[Source data]
※ ※ ※

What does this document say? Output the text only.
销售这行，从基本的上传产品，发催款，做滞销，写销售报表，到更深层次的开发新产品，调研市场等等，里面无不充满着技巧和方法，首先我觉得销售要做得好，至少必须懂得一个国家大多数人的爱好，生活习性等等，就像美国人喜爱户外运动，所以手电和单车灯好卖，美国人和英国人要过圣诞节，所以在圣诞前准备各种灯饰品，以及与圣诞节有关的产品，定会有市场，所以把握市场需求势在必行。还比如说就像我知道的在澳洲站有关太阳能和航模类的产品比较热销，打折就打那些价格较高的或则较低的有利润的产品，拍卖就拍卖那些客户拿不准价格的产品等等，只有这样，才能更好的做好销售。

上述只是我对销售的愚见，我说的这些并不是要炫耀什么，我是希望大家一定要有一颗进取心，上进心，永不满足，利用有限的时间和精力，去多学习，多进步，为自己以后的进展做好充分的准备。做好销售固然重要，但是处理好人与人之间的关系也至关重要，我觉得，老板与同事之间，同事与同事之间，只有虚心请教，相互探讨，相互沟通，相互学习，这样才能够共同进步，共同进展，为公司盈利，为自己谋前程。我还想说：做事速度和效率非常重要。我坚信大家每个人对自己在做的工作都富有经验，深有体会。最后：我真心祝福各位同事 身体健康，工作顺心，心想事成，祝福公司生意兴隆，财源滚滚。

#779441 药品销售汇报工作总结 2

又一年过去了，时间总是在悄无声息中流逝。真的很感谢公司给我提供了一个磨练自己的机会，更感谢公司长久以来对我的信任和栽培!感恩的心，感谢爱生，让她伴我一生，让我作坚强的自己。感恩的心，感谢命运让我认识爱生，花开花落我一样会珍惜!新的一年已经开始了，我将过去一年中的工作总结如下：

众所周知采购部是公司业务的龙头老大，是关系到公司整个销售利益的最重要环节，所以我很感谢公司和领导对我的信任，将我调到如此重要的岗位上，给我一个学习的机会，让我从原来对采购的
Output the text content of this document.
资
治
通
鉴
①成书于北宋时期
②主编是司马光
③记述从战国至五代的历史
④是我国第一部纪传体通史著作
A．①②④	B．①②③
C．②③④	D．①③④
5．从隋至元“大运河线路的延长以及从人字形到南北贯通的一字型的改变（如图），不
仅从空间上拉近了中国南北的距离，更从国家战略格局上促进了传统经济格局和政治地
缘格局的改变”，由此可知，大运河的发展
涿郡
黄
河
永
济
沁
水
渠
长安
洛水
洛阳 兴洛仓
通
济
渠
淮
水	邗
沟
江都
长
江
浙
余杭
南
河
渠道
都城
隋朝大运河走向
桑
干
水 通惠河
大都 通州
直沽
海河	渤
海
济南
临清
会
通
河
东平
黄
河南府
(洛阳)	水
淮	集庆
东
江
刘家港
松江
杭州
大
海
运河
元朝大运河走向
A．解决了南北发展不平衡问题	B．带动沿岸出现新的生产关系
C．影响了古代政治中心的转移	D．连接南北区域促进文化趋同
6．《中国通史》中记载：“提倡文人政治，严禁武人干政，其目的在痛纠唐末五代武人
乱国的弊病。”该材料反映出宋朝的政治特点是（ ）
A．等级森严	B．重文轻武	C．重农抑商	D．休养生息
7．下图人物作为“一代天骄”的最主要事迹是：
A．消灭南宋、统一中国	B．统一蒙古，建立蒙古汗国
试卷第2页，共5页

※ ※ ※

Aim.
Your task is to retype all of the records exactly.

Written answer.
What does this document say? Output the text only.
销售这行，从基本的上传产品，发催款，做滞销，写销售报表，到更深层次的开发新产品，调研市场等等，里面无不充满着技巧和方法，首先我觉得销售要做得好，至少必须懂得一个国家大多数人的爱好，生活习性等等，就像美国人喜爱户外运动，所以手电和单车灯好卖，美国人和英国人要过圣诞节，所以在圣诞前准备各种灯饰品，以及与圣诞节有关的产品，定会有市场，所以把握市场需求势在必行。还比如说就像我知道的在澳洲站有关太阳能和航模类的产品比较热销，打折就打那些价格较高的或则较低的有利润的产品，拍卖就拍卖那些客户拿不准价格的产品等等，只有这样，才能更好的做好销售。

上述只是我对销售的愚见，我说的这些并不是要炫耀什么，我是希望大家一定要有一颗进取心，上进心，永不满足，利用有限的时间和精力，去多学习，多进步，为自己以后的进展做好充分的准备。做好销售固然重要，但是处理好人与人之间的关系也至关重要，我觉得，老板与同事之间，同事与同事之间，只有虚心请教，相互探讨，相互沟通，相互学习，这样才能够共同进步，共同进展，为公司盈利，为自己谋前程。我还想说：做事速度和效率非常重要。我坚信大家每个人对自己在做的工作都富有经验，深有体会。最后：我真心祝福各位同事 身体健康，工作顺心，心想事成，祝福公司生意兴隆，财源滚滚。

#779441 药品销售汇报工作总结 2

又一年过去了，时间总是在悄无声息中流逝。真的很感谢公司给我提供了一个磨练自己的机会，更感谢公司长久以来对我的信任和栽培!感恩的心，感谢爱生，让她伴我一生，让我作坚强的自己。感恩的心，感谢命运让我认识爱生，花开花落我一样会珍惜!新的一年已经开始了，我将过去一年中的工作总结如下：

众所周知采购部是公司业务的龙头老大，是关系到公司整个销售利益的最重要环节，所以我很感谢公司和领导对我的信任，将我调到如此重要的岗位上，给我一个学习的机会，让我从原来对采购的
Output the text content of this document.
资
治
通
鉴
①成书于北宋时期
②主编是司马光
③记述从战国至五代的历史
④是我国第一部纪传体通史著作
A．①②④	B．①②③
C．②③④	D．①③④
5．从隋至元“大运河线路的延长以及从人字形到南北贯通的一字型的改变（如图），不
仅从空间上拉近了中国南北的距离，更从国家战略格局上促进了传统经济格局和政治地
缘格局的改变”，由此可知，大运河的发展
涿郡
黄
河
永
济
沁
水
渠
长安
洛水
洛阳 兴洛仓
通
济
渠
淮
水	邗
沟
江都
长
江
浙
余杭
南
河
渠道
都城
隋朝大运河走向
桑
干
水 通惠河
大都 通州
直沽
海河	渤
海
济南
临清
会
通
河
东平
黄
河南府
(洛阳)	水
淮	集庆
东
江
刘家港
松江
杭州
大
海
运河
元朝大运河走向
A．解决了南北发展不平衡问题	B．带动沿岸出现新的生产关系
C．影响了古代政治中心的转移	D．连接南北区域促进文化趋同
6．《中国通史》中记载：“提倡文人政治，严禁武人干政，其目的在痛纠唐末五代武人
乱国的弊病。”该材料反映出宋朝的政治特点是（ ）
A．等级森严	B．重文轻武	C．重农抑商	D．休养生息
7．下图人物作为“一代天骄”的最主要事迹是：
A．消灭南宋、统一中国	B．统一蒙古，建立蒙古汗国
试卷第2页，共5页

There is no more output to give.